▶ **Stated problem**
Each entry below should be written out exactly as it is, with no pictures.

▶ **Information provided**
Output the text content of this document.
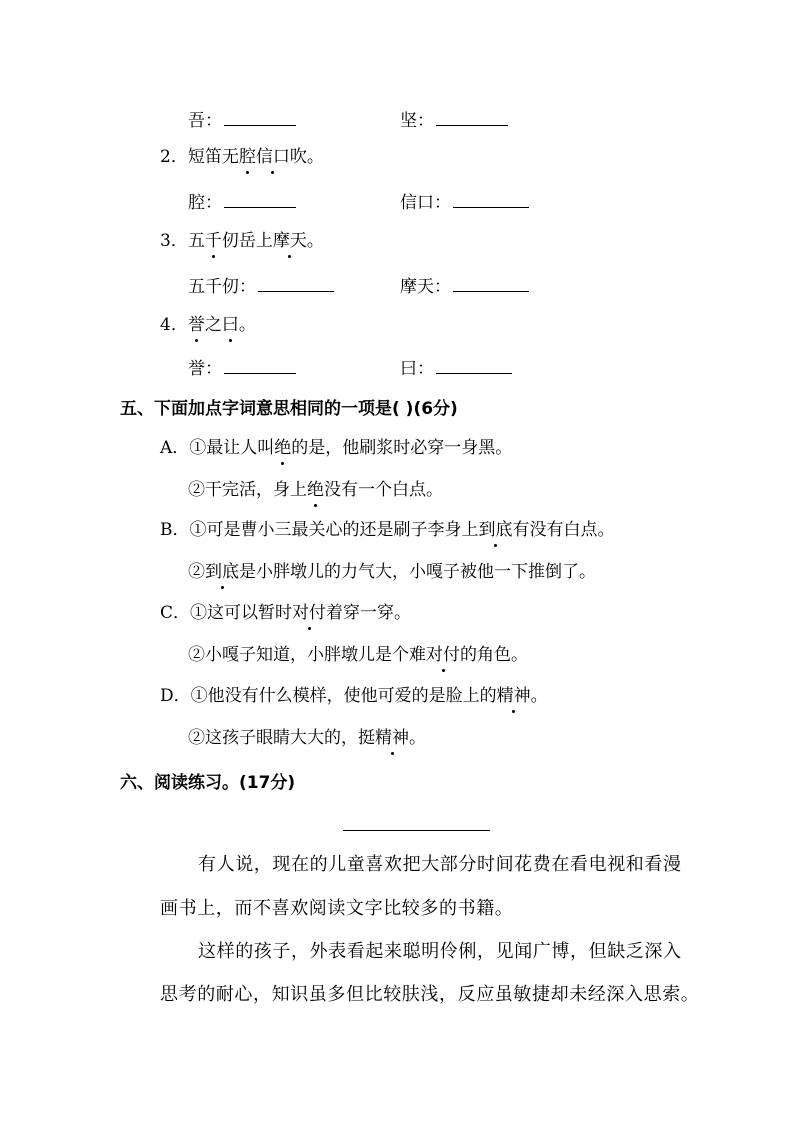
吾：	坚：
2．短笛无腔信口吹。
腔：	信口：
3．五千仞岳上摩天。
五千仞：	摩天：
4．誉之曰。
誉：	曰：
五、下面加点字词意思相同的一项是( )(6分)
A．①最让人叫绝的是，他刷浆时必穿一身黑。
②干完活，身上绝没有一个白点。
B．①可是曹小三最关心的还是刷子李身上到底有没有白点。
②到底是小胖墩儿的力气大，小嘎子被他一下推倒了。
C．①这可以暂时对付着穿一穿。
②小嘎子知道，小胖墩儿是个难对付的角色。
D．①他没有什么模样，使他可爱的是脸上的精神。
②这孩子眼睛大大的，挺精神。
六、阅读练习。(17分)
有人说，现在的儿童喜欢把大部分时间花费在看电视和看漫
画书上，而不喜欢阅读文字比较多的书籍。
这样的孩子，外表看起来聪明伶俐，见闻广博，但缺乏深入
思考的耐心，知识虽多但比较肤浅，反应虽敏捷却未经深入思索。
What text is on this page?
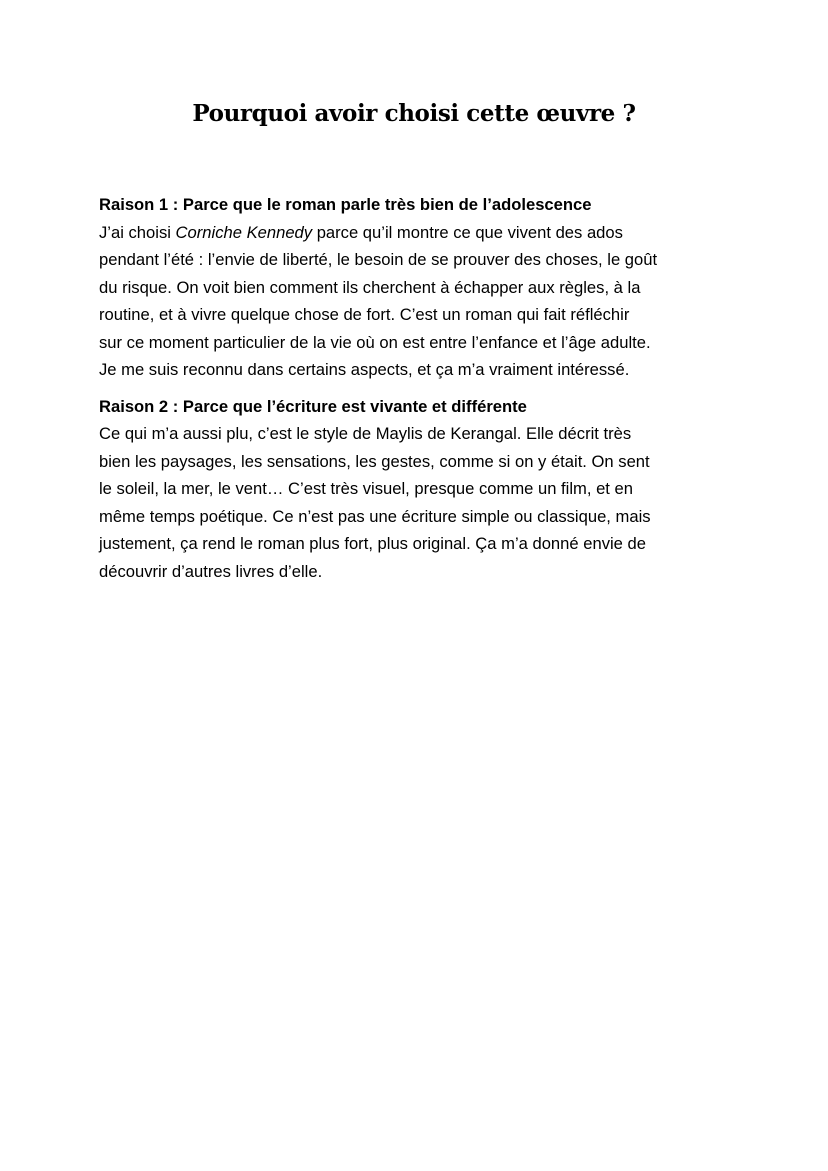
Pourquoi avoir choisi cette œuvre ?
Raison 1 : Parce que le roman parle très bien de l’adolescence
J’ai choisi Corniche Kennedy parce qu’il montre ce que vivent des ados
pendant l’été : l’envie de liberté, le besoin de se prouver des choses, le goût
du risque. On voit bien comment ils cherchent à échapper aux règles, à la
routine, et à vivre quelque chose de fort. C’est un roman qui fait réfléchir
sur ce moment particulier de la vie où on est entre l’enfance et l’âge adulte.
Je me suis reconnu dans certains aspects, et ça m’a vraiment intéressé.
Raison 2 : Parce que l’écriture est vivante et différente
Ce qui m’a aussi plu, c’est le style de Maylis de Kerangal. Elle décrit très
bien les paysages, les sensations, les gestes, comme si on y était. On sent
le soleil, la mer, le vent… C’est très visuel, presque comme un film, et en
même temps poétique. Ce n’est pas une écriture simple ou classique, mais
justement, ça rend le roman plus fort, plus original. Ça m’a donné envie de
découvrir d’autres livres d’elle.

▶ **Result**
Output the text content of this document.
吾：	坚：
2．短笛无腔信口吹。
腔：	信口：
3．五千仞岳上摩天。
五千仞：	摩天：
4．誉之曰。
誉：	曰：
五、下面加点字词意思相同的一项是( )(6分)
A．①最让人叫绝的是，他刷浆时必穿一身黑。
②干完活，身上绝没有一个白点。
B．①可是曹小三最关心的还是刷子李身上到底有没有白点。
②到底是小胖墩儿的力气大，小嘎子被他一下推倒了。
C．①这可以暂时对付着穿一穿。
②小嘎子知道，小胖墩儿是个难对付的角色。
D．①他没有什么模样，使他可爱的是脸上的精神。
②这孩子眼睛大大的，挺精神。
六、阅读练习。(17分)
有人说，现在的儿童喜欢把大部分时间花费在看电视和看漫
画书上，而不喜欢阅读文字比较多的书籍。
这样的孩子，外表看起来聪明伶俐，见闻广博，但缺乏深入
思考的耐心，知识虽多但比较肤浅，反应虽敏捷却未经深入思索。
What text is on this page?
Pourquoi avoir choisi cette œuvre ?
Raison 1 : Parce que le roman parle très bien de l’adolescence
J’ai choisi Corniche Kennedy parce qu’il montre ce que vivent des ados
pendant l’été : l’envie de liberté, le besoin de se prouver des choses, le goût
du risque. On voit bien comment ils cherchent à échapper aux règles, à la
routine, et à vivre quelque chose de fort. C’est un roman qui fait réfléchir
sur ce moment particulier de la vie où on est entre l’enfance et l’âge adulte.
Je me suis reconnu dans certains aspects, et ça m’a vraiment intéressé.
Raison 2 : Parce que l’écriture est vivante et différente
Ce qui m’a aussi plu, c’est le style de Maylis de Kerangal. Elle décrit très
bien les paysages, les sensations, les gestes, comme si on y était. On sent
le soleil, la mer, le vent… C’est très visuel, presque comme un film, et en
même temps poétique. Ce n’est pas une écriture simple ou classique, mais
justement, ça rend le roman plus fort, plus original. Ça m’a donné envie de
découvrir d’autres livres d’elle.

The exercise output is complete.